[start of SUPPLIED RECORDS]
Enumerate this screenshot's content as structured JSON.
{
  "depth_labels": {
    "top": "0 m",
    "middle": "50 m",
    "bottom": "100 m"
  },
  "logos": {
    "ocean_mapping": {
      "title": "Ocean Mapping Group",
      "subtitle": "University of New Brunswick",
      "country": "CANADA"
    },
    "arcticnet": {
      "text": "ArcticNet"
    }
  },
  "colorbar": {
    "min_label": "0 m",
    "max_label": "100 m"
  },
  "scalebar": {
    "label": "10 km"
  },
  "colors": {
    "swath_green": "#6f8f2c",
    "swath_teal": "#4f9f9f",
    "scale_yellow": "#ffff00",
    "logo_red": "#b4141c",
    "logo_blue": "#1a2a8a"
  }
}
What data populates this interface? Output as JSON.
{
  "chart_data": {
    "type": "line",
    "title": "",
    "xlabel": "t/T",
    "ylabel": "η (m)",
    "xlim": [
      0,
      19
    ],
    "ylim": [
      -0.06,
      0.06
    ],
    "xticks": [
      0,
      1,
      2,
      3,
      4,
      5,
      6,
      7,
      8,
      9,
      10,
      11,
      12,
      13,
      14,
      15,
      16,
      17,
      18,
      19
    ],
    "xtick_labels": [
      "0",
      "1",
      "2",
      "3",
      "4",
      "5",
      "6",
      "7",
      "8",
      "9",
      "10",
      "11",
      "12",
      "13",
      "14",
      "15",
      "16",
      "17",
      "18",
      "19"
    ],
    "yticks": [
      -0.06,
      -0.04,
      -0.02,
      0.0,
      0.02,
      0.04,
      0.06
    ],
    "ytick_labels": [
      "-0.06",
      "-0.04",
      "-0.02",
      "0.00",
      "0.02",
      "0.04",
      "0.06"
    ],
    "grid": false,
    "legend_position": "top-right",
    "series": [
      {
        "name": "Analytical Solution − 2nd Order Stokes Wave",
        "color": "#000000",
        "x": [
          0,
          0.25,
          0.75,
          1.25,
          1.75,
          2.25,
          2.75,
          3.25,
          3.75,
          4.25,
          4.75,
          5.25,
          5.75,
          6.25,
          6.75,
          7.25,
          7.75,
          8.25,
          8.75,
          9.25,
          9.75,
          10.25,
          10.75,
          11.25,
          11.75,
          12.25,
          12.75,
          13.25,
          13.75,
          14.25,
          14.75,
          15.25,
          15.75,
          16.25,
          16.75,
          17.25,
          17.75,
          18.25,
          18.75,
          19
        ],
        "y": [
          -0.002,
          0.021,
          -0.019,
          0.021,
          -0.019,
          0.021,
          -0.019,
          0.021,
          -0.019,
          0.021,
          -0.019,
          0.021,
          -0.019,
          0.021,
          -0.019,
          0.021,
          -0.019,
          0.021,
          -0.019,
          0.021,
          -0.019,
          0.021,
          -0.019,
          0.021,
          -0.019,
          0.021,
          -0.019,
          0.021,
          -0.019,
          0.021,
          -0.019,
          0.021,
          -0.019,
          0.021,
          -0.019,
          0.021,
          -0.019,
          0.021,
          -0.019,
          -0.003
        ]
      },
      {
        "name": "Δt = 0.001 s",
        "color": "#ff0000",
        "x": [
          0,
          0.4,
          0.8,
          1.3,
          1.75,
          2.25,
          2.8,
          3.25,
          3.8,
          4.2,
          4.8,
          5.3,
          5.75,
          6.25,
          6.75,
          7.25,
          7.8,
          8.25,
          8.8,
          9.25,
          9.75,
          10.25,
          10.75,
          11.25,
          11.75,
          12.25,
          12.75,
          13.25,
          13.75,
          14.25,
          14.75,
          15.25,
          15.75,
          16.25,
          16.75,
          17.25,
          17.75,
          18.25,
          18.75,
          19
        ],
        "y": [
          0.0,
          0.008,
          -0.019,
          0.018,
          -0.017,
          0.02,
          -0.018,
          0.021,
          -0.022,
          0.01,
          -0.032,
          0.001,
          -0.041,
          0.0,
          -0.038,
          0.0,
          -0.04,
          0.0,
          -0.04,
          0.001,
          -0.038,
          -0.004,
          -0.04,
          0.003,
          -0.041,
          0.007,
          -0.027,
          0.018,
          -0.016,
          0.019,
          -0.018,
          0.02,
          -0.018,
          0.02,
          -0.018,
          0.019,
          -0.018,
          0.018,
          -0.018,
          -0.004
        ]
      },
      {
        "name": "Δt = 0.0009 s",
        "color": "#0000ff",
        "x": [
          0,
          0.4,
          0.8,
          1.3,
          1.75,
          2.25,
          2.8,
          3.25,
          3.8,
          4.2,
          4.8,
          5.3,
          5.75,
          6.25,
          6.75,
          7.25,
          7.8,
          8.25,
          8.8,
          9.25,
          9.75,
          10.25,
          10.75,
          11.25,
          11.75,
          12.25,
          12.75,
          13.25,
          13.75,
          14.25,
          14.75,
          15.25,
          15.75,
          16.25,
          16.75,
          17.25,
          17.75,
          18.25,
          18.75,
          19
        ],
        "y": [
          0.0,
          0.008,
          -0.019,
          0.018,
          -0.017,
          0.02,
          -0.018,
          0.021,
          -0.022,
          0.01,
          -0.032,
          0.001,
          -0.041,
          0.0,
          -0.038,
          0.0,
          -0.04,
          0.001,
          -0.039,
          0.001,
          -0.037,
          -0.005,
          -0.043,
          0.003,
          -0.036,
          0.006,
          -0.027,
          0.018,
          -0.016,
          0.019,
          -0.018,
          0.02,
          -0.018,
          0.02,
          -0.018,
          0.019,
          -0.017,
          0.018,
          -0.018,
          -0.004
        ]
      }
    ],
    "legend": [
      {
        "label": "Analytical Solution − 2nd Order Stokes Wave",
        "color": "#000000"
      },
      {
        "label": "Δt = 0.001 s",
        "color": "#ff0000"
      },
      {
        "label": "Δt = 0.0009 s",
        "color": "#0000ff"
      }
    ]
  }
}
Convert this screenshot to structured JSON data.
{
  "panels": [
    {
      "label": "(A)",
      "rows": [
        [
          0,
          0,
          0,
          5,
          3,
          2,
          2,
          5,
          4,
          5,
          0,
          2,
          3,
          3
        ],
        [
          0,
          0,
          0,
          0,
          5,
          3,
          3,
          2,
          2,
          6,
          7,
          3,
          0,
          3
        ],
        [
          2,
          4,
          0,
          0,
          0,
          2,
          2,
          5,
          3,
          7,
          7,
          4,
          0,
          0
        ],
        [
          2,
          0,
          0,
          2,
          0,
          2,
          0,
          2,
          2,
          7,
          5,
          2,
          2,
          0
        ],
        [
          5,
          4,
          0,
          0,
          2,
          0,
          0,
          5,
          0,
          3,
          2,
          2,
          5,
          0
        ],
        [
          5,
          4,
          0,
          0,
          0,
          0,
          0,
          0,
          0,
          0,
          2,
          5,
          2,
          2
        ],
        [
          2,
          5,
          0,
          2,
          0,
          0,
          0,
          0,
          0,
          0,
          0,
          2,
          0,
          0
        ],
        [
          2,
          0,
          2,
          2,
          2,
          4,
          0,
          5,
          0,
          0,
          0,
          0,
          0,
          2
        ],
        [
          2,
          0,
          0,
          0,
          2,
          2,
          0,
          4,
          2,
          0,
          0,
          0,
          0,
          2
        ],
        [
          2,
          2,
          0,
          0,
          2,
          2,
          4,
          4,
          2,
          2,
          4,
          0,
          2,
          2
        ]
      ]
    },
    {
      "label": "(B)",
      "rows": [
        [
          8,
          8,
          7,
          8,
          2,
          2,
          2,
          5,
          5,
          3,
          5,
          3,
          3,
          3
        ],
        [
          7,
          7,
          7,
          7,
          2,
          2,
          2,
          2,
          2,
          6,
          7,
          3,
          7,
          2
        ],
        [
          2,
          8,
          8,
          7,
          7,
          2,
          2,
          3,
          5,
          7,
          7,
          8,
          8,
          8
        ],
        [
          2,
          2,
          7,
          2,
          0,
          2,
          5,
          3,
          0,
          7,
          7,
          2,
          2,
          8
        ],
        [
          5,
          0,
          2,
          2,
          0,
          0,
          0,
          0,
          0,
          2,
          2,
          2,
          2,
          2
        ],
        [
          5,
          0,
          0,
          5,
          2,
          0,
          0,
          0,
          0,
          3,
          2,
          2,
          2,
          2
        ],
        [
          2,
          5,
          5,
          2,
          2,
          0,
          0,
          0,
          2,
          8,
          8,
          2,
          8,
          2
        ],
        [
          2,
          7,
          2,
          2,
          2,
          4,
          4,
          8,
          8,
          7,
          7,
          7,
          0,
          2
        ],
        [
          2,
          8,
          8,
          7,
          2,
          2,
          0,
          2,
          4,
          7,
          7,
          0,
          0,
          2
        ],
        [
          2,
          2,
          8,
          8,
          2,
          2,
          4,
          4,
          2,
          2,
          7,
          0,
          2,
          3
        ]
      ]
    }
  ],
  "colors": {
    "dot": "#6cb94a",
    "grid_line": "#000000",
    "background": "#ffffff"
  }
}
[end of SUPPLIED RECORDS]
From the data, list each line in which the string "structured" appears.

RESULT OF THIS EXERCISE
Enumerate this screenshot's content as structured JSON.
Convert this screenshot to structured JSON data.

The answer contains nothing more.